Exercise:
Extract every line that contains the string "symbol".
====== Supplied records ======
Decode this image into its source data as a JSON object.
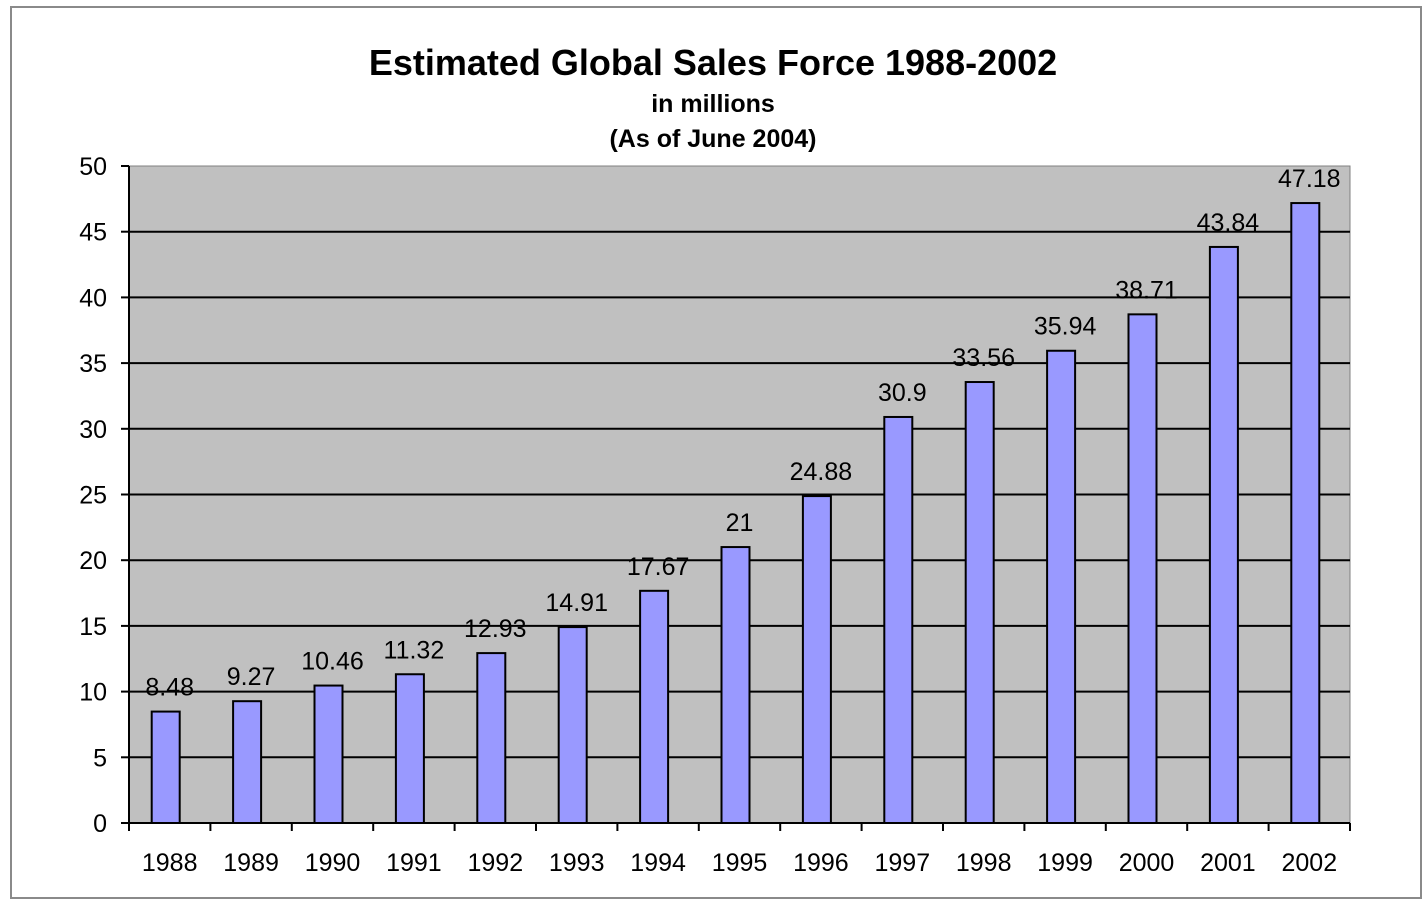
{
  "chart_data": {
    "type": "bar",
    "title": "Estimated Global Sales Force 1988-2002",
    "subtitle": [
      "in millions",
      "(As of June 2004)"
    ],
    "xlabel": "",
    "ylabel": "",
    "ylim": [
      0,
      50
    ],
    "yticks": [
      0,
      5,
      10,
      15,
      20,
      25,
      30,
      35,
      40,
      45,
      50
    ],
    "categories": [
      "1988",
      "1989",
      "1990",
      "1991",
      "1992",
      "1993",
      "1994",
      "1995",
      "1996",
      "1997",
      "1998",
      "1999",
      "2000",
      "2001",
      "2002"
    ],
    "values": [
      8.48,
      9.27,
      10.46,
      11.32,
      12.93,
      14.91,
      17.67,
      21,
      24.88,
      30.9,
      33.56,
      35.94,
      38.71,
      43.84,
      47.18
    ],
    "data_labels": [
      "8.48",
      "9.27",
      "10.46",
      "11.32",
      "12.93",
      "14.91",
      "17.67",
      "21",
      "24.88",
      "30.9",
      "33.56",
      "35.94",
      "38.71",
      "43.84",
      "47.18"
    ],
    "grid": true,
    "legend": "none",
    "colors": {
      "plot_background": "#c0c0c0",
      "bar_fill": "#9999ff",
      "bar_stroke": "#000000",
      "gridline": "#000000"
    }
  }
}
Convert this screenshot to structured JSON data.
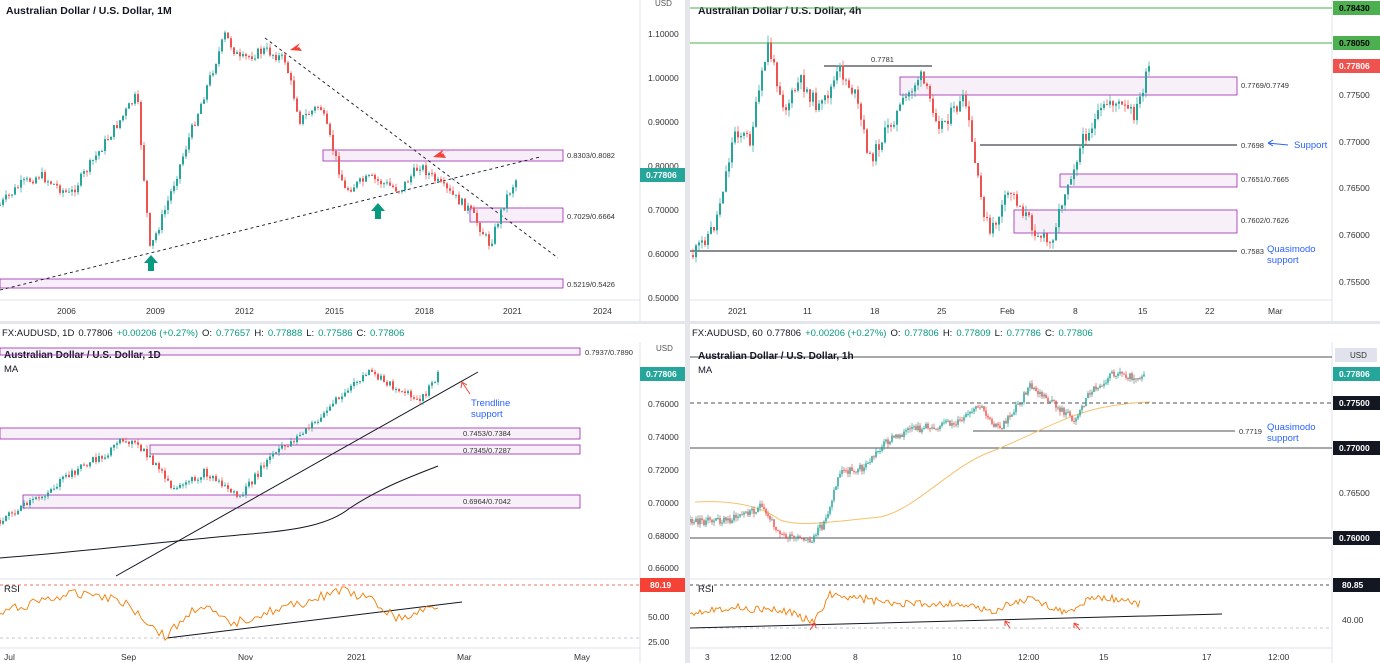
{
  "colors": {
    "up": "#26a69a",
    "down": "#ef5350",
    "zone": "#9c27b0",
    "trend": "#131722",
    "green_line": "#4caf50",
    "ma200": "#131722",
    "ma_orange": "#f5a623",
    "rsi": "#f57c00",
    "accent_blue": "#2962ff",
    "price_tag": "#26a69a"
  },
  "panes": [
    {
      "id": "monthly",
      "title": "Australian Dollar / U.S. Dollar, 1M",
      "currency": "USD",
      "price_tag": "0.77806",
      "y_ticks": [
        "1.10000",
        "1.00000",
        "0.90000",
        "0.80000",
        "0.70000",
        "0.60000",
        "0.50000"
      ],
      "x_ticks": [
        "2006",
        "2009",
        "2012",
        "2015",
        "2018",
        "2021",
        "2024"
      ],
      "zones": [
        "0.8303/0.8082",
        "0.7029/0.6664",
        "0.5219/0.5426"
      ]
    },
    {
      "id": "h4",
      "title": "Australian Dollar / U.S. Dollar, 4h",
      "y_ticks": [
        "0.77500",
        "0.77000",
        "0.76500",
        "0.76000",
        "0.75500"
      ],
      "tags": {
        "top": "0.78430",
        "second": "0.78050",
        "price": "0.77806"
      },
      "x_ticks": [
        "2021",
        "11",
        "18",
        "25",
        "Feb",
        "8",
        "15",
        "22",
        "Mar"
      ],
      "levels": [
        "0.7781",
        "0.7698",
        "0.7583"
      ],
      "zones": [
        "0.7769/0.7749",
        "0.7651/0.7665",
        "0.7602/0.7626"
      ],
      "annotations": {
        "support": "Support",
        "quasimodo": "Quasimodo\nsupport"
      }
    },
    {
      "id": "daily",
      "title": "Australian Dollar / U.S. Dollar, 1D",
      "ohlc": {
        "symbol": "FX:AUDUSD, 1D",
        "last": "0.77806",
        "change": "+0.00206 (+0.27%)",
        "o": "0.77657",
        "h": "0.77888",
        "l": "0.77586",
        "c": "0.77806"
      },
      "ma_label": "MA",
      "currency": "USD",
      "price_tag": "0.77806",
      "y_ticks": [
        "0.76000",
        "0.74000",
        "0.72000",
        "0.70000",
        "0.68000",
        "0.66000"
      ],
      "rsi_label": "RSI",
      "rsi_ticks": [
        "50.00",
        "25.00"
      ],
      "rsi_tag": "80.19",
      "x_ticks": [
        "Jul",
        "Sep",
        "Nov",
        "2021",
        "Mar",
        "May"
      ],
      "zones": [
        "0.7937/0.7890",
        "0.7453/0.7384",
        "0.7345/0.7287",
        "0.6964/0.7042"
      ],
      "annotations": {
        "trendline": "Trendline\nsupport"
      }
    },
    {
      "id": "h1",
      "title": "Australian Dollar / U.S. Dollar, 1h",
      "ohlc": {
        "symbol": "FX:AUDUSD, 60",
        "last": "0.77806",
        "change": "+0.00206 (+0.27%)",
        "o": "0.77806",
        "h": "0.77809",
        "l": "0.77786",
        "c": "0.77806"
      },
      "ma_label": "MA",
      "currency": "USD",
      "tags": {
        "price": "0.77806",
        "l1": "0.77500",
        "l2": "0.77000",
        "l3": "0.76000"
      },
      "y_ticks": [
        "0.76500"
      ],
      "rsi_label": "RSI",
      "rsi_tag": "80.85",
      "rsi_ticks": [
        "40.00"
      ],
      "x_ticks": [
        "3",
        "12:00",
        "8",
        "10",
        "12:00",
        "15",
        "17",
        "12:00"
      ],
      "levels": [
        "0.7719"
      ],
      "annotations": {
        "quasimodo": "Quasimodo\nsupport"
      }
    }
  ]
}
======
Response:
        "symbol": "FX:AUDUSD, 1D",
        "symbol": "FX:AUDUSD, 60",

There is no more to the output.